(Data items)
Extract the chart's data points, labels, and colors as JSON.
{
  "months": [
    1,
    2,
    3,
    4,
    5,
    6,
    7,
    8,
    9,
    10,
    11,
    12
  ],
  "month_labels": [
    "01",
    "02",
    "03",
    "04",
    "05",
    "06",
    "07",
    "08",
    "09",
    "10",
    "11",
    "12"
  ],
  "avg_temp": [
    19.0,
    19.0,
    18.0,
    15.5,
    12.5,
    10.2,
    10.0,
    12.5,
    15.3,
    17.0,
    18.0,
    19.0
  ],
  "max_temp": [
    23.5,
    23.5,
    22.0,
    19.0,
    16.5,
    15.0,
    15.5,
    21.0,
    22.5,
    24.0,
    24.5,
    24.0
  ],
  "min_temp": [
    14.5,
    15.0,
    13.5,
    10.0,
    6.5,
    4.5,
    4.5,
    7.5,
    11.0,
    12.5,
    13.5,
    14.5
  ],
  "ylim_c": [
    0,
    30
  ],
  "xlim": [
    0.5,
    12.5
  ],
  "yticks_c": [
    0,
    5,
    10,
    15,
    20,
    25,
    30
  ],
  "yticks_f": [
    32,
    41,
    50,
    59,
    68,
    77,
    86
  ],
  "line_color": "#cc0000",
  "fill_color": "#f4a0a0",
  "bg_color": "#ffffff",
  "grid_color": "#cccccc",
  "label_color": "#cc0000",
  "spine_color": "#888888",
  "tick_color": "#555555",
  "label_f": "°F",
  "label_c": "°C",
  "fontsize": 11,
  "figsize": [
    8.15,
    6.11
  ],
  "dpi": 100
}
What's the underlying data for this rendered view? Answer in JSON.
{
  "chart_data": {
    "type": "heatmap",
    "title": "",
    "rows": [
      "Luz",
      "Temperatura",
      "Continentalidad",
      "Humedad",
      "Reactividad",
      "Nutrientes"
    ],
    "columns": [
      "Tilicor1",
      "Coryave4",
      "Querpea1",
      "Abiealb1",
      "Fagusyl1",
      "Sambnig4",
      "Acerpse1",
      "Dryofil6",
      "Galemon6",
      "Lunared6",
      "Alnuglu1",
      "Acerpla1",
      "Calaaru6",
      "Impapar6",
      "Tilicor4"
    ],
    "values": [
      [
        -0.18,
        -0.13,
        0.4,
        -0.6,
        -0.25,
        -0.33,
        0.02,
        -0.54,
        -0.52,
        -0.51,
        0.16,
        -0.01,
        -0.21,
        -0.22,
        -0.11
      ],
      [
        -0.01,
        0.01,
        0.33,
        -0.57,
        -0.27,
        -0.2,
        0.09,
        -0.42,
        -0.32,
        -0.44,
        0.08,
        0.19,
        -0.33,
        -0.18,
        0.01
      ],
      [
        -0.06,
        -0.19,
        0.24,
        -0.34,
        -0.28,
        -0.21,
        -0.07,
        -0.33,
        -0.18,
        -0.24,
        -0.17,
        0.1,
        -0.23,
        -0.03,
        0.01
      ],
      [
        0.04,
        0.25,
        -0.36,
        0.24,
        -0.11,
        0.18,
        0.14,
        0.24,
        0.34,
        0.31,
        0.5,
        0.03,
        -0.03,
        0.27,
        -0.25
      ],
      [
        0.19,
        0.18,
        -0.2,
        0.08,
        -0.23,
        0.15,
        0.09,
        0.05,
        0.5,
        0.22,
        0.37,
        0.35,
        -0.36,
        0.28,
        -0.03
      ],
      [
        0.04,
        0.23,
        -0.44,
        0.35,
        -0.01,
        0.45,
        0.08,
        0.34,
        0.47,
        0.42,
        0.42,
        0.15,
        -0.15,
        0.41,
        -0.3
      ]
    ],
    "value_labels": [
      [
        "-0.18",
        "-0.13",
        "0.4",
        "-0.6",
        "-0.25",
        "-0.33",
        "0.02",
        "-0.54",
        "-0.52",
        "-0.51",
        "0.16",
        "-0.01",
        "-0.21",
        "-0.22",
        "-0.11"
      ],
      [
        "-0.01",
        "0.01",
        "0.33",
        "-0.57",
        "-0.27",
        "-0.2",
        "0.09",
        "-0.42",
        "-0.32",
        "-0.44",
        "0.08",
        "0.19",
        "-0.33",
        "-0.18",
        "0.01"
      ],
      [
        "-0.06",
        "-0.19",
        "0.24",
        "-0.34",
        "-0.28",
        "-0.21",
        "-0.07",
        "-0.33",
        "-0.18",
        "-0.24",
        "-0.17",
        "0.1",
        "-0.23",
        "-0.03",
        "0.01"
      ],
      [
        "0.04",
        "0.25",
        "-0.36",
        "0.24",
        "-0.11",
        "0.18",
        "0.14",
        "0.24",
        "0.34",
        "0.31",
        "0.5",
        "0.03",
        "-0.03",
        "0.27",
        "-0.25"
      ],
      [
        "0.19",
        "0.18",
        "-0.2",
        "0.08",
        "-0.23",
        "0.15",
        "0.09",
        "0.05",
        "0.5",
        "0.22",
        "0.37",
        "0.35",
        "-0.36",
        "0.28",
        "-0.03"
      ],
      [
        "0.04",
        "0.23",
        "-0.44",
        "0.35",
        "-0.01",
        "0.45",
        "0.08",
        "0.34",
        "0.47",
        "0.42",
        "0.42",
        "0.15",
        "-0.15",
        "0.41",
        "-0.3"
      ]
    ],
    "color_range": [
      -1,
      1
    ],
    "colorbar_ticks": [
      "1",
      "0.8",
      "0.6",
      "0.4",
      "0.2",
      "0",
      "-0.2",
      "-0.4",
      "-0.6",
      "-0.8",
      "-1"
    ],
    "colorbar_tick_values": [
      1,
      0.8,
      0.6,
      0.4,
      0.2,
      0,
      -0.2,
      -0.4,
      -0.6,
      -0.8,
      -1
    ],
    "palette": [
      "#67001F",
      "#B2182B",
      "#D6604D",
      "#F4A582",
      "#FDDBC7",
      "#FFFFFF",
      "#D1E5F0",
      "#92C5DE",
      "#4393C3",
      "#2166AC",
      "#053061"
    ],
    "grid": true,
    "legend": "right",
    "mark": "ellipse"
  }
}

• [Instructions to follow] What is the number of lines in these records that contain "JSON"? Reply with the number only.

• [Task output] 2